======== Record excerpts
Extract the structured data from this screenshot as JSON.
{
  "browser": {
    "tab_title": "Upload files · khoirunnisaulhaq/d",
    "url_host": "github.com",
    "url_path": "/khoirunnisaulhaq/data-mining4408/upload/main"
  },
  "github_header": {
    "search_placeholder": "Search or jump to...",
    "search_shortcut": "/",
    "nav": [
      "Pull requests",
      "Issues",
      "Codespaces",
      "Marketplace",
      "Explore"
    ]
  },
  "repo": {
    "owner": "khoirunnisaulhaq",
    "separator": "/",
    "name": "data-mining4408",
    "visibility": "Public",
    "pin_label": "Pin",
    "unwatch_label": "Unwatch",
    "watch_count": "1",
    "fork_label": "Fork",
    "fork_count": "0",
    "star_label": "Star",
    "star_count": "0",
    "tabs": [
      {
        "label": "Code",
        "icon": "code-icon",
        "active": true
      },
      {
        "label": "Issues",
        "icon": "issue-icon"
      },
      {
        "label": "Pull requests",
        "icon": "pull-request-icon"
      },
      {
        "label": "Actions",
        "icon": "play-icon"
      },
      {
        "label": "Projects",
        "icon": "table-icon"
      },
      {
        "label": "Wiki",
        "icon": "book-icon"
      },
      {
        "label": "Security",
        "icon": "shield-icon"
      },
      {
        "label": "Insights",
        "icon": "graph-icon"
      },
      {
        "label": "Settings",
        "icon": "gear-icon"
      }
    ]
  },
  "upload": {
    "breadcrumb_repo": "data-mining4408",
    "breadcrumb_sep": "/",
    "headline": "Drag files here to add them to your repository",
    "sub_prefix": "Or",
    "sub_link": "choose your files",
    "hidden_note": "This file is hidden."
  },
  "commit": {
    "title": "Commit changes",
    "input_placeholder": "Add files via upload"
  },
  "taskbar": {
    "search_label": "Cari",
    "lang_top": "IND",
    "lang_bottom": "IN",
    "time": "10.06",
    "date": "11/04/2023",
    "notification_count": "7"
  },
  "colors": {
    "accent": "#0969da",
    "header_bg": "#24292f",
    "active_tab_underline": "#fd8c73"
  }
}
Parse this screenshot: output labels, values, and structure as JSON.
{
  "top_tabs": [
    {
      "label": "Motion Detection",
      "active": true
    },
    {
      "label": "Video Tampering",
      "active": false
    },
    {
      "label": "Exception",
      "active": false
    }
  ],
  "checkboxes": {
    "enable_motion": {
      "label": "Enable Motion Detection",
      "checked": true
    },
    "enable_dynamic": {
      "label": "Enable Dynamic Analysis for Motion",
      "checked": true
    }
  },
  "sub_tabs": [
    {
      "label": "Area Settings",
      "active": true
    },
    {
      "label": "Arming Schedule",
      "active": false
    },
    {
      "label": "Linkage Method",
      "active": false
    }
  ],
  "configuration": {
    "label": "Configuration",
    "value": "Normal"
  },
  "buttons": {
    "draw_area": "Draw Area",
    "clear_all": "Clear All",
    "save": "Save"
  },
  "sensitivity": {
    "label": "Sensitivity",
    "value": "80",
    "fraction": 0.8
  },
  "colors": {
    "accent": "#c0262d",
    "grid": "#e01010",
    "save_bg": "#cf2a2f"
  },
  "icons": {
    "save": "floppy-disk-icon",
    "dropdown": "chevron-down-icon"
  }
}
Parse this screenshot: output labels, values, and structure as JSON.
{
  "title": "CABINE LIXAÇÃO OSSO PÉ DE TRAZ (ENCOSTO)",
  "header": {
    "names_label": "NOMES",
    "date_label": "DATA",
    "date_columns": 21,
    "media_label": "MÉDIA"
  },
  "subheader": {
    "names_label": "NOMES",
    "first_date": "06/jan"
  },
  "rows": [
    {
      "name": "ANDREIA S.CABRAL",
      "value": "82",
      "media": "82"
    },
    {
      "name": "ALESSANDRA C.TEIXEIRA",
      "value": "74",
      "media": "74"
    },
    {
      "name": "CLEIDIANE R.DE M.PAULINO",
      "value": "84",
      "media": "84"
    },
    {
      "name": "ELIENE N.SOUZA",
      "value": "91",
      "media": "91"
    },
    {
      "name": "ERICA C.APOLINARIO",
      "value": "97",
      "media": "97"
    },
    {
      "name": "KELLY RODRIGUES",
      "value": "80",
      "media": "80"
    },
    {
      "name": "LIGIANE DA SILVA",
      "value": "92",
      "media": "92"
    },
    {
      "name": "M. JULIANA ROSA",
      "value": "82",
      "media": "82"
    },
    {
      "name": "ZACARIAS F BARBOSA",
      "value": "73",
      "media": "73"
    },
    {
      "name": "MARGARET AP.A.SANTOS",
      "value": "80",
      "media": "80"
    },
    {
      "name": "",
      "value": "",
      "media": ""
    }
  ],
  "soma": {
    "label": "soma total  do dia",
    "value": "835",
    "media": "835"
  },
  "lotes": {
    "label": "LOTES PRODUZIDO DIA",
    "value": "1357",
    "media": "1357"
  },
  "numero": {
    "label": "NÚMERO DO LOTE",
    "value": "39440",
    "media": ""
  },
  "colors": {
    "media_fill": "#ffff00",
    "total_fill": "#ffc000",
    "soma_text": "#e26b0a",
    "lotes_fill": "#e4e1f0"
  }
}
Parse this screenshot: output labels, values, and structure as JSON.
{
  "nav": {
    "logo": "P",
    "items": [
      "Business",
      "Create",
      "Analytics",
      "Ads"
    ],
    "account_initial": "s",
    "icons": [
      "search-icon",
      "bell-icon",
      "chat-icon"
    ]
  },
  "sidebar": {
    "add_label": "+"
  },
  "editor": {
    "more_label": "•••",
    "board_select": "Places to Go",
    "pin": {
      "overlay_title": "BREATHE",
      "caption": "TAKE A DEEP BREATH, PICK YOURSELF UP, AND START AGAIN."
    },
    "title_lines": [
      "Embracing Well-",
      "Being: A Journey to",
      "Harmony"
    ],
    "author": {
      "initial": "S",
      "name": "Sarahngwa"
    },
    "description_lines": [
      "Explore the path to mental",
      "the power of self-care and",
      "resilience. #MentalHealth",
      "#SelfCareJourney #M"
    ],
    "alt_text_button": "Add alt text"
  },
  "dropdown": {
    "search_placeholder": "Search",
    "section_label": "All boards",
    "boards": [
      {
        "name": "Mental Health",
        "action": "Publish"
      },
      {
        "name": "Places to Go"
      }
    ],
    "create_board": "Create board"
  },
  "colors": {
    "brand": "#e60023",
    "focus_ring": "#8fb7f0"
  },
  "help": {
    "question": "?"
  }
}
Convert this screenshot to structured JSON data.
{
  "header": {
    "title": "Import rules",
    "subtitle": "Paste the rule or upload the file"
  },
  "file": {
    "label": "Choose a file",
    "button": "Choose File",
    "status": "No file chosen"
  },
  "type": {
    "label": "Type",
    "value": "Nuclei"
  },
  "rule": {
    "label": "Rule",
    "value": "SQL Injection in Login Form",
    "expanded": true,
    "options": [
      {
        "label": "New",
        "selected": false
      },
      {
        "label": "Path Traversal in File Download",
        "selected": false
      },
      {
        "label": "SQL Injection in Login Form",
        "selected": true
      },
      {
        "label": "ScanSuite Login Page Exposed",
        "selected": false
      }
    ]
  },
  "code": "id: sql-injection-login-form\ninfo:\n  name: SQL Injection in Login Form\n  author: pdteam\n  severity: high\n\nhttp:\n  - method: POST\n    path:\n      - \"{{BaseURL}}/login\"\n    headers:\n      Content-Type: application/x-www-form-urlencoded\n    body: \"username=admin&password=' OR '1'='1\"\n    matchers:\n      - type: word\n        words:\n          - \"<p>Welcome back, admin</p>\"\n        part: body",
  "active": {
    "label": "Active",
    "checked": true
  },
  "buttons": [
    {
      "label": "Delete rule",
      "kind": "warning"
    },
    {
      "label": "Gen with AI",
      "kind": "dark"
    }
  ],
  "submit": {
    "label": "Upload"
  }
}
================
* [Task instructions] Print the material verbatim, all of it.

* [Correct result]
Extract the structured data from this screenshot as JSON.
{
  "browser": {
    "tab_title": "Upload files · khoirunnisaulhaq/d",
    "url_host": "github.com",
    "url_path": "/khoirunnisaulhaq/data-mining4408/upload/main"
  },
  "github_header": {
    "search_placeholder": "Search or jump to...",
    "search_shortcut": "/",
    "nav": [
      "Pull requests",
      "Issues",
      "Codespaces",
      "Marketplace",
      "Explore"
    ]
  },
  "repo": {
    "owner": "khoirunnisaulhaq",
    "separator": "/",
    "name": "data-mining4408",
    "visibility": "Public",
    "pin_label": "Pin",
    "unwatch_label": "Unwatch",
    "watch_count": "1",
    "fork_label": "Fork",
    "fork_count": "0",
    "star_label": "Star",
    "star_count": "0",
    "tabs": [
      {
        "label": "Code",
        "icon": "code-icon",
        "active": true
      },
      {
        "label": "Issues",
        "icon": "issue-icon"
      },
      {
        "label": "Pull requests",
        "icon": "pull-request-icon"
      },
      {
        "label": "Actions",
        "icon": "play-icon"
      },
      {
        "label": "Projects",
        "icon": "table-icon"
      },
      {
        "label": "Wiki",
        "icon": "book-icon"
      },
      {
        "label": "Security",
        "icon": "shield-icon"
      },
      {
        "label": "Insights",
        "icon": "graph-icon"
      },
      {
        "label": "Settings",
        "icon": "gear-icon"
      }
    ]
  },
  "upload": {
    "breadcrumb_repo": "data-mining4408",
    "breadcrumb_sep": "/",
    "headline": "Drag files here to add them to your repository",
    "sub_prefix": "Or",
    "sub_link": "choose your files",
    "hidden_note": "This file is hidden."
  },
  "commit": {
    "title": "Commit changes",
    "input_placeholder": "Add files via upload"
  },
  "taskbar": {
    "search_label": "Cari",
    "lang_top": "IND",
    "lang_bottom": "IN",
    "time": "10.06",
    "date": "11/04/2023",
    "notification_count": "7"
  },
  "colors": {
    "accent": "#0969da",
    "header_bg": "#24292f",
    "active_tab_underline": "#fd8c73"
  }
}
Parse this screenshot: output labels, values, and structure as JSON.
{
  "top_tabs": [
    {
      "label": "Motion Detection",
      "active": true
    },
    {
      "label": "Video Tampering",
      "active": false
    },
    {
      "label": "Exception",
      "active": false
    }
  ],
  "checkboxes": {
    "enable_motion": {
      "label": "Enable Motion Detection",
      "checked": true
    },
    "enable_dynamic": {
      "label": "Enable Dynamic Analysis for Motion",
      "checked": true
    }
  },
  "sub_tabs": [
    {
      "label": "Area Settings",
      "active": true
    },
    {
      "label": "Arming Schedule",
      "active": false
    },
    {
      "label": "Linkage Method",
      "active": false
    }
  ],
  "configuration": {
    "label": "Configuration",
    "value": "Normal"
  },
  "buttons": {
    "draw_area": "Draw Area",
    "clear_all": "Clear All",
    "save": "Save"
  },
  "sensitivity": {
    "label": "Sensitivity",
    "value": "80",
    "fraction": 0.8
  },
  "colors": {
    "accent": "#c0262d",
    "grid": "#e01010",
    "save_bg": "#cf2a2f"
  },
  "icons": {
    "save": "floppy-disk-icon",
    "dropdown": "chevron-down-icon"
  }
}
Parse this screenshot: output labels, values, and structure as JSON.
{
  "title": "CABINE LIXAÇÃO OSSO PÉ DE TRAZ (ENCOSTO)",
  "header": {
    "names_label": "NOMES",
    "date_label": "DATA",
    "date_columns": 21,
    "media_label": "MÉDIA"
  },
  "subheader": {
    "names_label": "NOMES",
    "first_date": "06/jan"
  },
  "rows": [
    {
      "name": "ANDREIA S.CABRAL",
      "value": "82",
      "media": "82"
    },
    {
      "name": "ALESSANDRA C.TEIXEIRA",
      "value": "74",
      "media": "74"
    },
    {
      "name": "CLEIDIANE R.DE M.PAULINO",
      "value": "84",
      "media": "84"
    },
    {
      "name": "ELIENE N.SOUZA",
      "value": "91",
      "media": "91"
    },
    {
      "name": "ERICA C.APOLINARIO",
      "value": "97",
      "media": "97"
    },
    {
      "name": "KELLY RODRIGUES",
      "value": "80",
      "media": "80"
    },
    {
      "name": "LIGIANE DA SILVA",
      "value": "92",
      "media": "92"
    },
    {
      "name": "M. JULIANA ROSA",
      "value": "82",
      "media": "82"
    },
    {
      "name": "ZACARIAS F BARBOSA",
      "value": "73",
      "media": "73"
    },
    {
      "name": "MARGARET AP.A.SANTOS",
      "value": "80",
      "media": "80"
    },
    {
      "name": "",
      "value": "",
      "media": ""
    }
  ],
  "soma": {
    "label": "soma total  do dia",
    "value": "835",
    "media": "835"
  },
  "lotes": {
    "label": "LOTES PRODUZIDO DIA",
    "value": "1357",
    "media": "1357"
  },
  "numero": {
    "label": "NÚMERO DO LOTE",
    "value": "39440",
    "media": ""
  },
  "colors": {
    "media_fill": "#ffff00",
    "total_fill": "#ffc000",
    "soma_text": "#e26b0a",
    "lotes_fill": "#e4e1f0"
  }
}
Parse this screenshot: output labels, values, and structure as JSON.
{
  "nav": {
    "logo": "P",
    "items": [
      "Business",
      "Create",
      "Analytics",
      "Ads"
    ],
    "account_initial": "s",
    "icons": [
      "search-icon",
      "bell-icon",
      "chat-icon"
    ]
  },
  "sidebar": {
    "add_label": "+"
  },
  "editor": {
    "more_label": "•••",
    "board_select": "Places to Go",
    "pin": {
      "overlay_title": "BREATHE",
      "caption": "TAKE A DEEP BREATH, PICK YOURSELF UP, AND START AGAIN."
    },
    "title_lines": [
      "Embracing Well-",
      "Being: A Journey to",
      "Harmony"
    ],
    "author": {
      "initial": "S",
      "name": "Sarahngwa"
    },
    "description_lines": [
      "Explore the path to mental",
      "the power of self-care and",
      "resilience. #MentalHealth",
      "#SelfCareJourney #M"
    ],
    "alt_text_button": "Add alt text"
  },
  "dropdown": {
    "search_placeholder": "Search",
    "section_label": "All boards",
    "boards": [
      {
        "name": "Mental Health",
        "action": "Publish"
      },
      {
        "name": "Places to Go"
      }
    ],
    "create_board": "Create board"
  },
  "colors": {
    "brand": "#e60023",
    "focus_ring": "#8fb7f0"
  },
  "help": {
    "question": "?"
  }
}
Convert this screenshot to structured JSON data.
{
  "header": {
    "title": "Import rules",
    "subtitle": "Paste the rule or upload the file"
  },
  "file": {
    "label": "Choose a file",
    "button": "Choose File",
    "status": "No file chosen"
  },
  "type": {
    "label": "Type",
    "value": "Nuclei"
  },
  "rule": {
    "label": "Rule",
    "value": "SQL Injection in Login Form",
    "expanded": true,
    "options": [
      {
        "label": "New",
        "selected": false
      },
      {
        "label": "Path Traversal in File Download",
        "selected": false
      },
      {
        "label": "SQL Injection in Login Form",
        "selected": true
      },
      {
        "label": "ScanSuite Login Page Exposed",
        "selected": false
      }
    ]
  },
  "code": "id: sql-injection-login-form\ninfo:\n  name: SQL Injection in Login Form\n  author: pdteam\n  severity: high\n\nhttp:\n  - method: POST\n    path:\n      - \"{{BaseURL}}/login\"\n    headers:\n      Content-Type: application/x-www-form-urlencoded\n    body: \"username=admin&password=' OR '1'='1\"\n    matchers:\n      - type: word\n        words:\n          - \"<p>Welcome back, admin</p>\"\n        part: body",
  "active": {
    "label": "Active",
    "checked": true
  },
  "buttons": [
    {
      "label": "Delete rule",
      "kind": "warning"
    },
    {
      "label": "Gen with AI",
      "kind": "dark"
    }
  ],
  "submit": {
    "label": "Upload"
  }
}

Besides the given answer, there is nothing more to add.